§ **Instruction**
Extract, from the listing that follows, each line containing the word "offences".

(Recorded data)
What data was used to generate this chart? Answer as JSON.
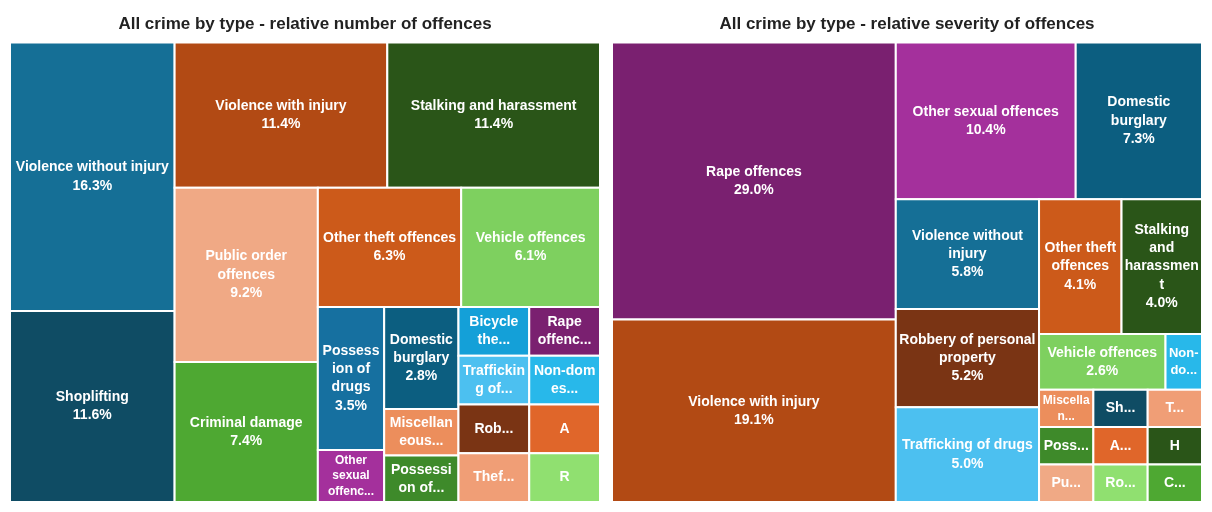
{
  "chart_data": [
    {
      "type": "other",
      "title": "All crime by type - relative number of offences",
      "categories": [
        "Violence without injury",
        "Shoplifting",
        "Violence with injury",
        "Stalking and harassment",
        "Public order offences",
        "Criminal damage",
        "Other theft offences",
        "Vehicle offences",
        "Possession of drugs",
        "Other sexual offenc...",
        "Domestic burglary",
        "Miscellaneous...",
        "Possession of...",
        "Bicycle the...",
        "Rape offenc...",
        "Trafficking of...",
        "Non-domes...",
        "Rob...",
        "Thef...",
        "A",
        "R"
      ],
      "values": [
        16.3,
        11.6,
        11.4,
        11.4,
        9.2,
        7.4,
        6.3,
        6.1,
        3.5,
        null,
        2.8,
        null,
        null,
        null,
        null,
        null,
        null,
        null,
        null,
        null,
        null
      ],
      "value_labels": [
        "16.3%",
        "11.6%",
        "11.4%",
        "11.4%",
        "9.2%",
        "7.4%",
        "6.3%",
        "6.1%",
        "3.5%",
        null,
        "2.8%",
        null,
        null,
        null,
        null,
        null,
        null,
        null,
        null,
        null,
        null
      ],
      "colors": [
        "#156f96",
        "#0f4c64",
        "#b24a14",
        "#2a5518",
        "#f0a985",
        "#4ea832",
        "#cc5a1a",
        "#7ed05f",
        "#1670a0",
        "#a4309c",
        "#0c5e80",
        "#ec8e5c",
        "#3e8a2a",
        "#14a0d8",
        "#7a2070",
        "#4cc0f0",
        "#28b8ea",
        "#7a3414",
        "#f09e76",
        "#e0662a",
        "#90e070"
      ]
    },
    {
      "type": "other",
      "title": "All crime by type - relative severity of offences",
      "categories": [
        "Rape offences",
        "Violence with injury",
        "Other sexual offences",
        "Domestic burglary",
        "Violence without injury",
        "Robbery of personal property",
        "Trafficking of drugs",
        "Other theft offences",
        "Stalking and harassment",
        "Vehicle offences",
        "Non-do...",
        "Miscellan...",
        "Poss...",
        "Pu...",
        "Sh...",
        "T...",
        "A...",
        "Ro...",
        "H",
        "C..."
      ],
      "values": [
        29.0,
        19.1,
        10.4,
        7.3,
        5.8,
        5.2,
        5.0,
        4.1,
        4.0,
        2.6,
        null,
        null,
        null,
        null,
        null,
        null,
        null,
        null,
        null,
        null
      ],
      "value_labels": [
        "29.0%",
        "19.1%",
        "10.4%",
        "7.3%",
        "5.8%",
        "5.2%",
        "5.0%",
        "4.1%",
        "4.0%",
        "2.6%",
        null,
        null,
        null,
        null,
        null,
        null,
        null,
        null,
        null,
        null
      ],
      "colors": [
        "#7a2070",
        "#b24a14",
        "#a4309c",
        "#0c5e80",
        "#156f96",
        "#7a3414",
        "#4cc0f0",
        "#cc5a1a",
        "#2a5518",
        "#7ed05f",
        "#28b8ea",
        "#ec8e5c",
        "#3e8a2a",
        "#f0a985",
        "#0f4c64",
        "#f09e76",
        "#e0662a",
        "#90e070",
        "#2a5518",
        "#4ea832"
      ]
    }
  ]
}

§ **Answer to this task**
      "title": "All crime by type - relative number of offences",
        "Public order offences",
        "Other theft offences",
        "Vehicle offences",
      "title": "All crime by type - relative severity of offences",
        "Rape offences",
        "Other sexual offences",
        "Other theft offences",
        "Vehicle offences",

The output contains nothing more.